▶ [TASK DIRECTIONS]
Please reproduce the material from its start through the line containing "y-tick-labels: 0 100", switching "grid" for "gridlines" and leaving everything else unchanged.

▶ [GIVEN DATA]
(begin)
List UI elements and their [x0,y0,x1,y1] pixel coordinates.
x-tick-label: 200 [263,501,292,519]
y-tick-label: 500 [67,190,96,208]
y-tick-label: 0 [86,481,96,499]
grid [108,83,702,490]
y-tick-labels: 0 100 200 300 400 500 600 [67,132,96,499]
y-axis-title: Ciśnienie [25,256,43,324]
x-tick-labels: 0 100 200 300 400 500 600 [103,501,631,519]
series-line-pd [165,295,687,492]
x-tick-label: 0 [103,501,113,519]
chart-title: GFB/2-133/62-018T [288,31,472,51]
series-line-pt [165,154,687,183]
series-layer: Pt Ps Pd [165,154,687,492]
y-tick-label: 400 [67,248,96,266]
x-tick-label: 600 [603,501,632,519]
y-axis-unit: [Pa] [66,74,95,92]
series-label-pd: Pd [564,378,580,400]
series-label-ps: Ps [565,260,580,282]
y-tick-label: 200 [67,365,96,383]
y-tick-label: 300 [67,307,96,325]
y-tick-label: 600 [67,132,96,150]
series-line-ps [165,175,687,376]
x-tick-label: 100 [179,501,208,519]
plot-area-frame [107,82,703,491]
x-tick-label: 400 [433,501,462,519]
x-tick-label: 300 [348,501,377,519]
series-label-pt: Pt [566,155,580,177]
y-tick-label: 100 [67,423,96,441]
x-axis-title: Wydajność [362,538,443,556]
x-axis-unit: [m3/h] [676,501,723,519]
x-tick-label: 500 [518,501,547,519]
(end)
▶ [ANSWER TO THIS EXERCISE]
List UI elements and their [x0,y0,x1,y1] pixel coordinates.
x-tick-label: 200 [263,501,292,519]
y-tick-label: 500 [67,190,96,208]
y-tick-label: 0 [86,481,96,499]
gridlines [108,83,702,490]
y-tick-labels: 0 100 200 300 400 500 600 [67,132,96,499]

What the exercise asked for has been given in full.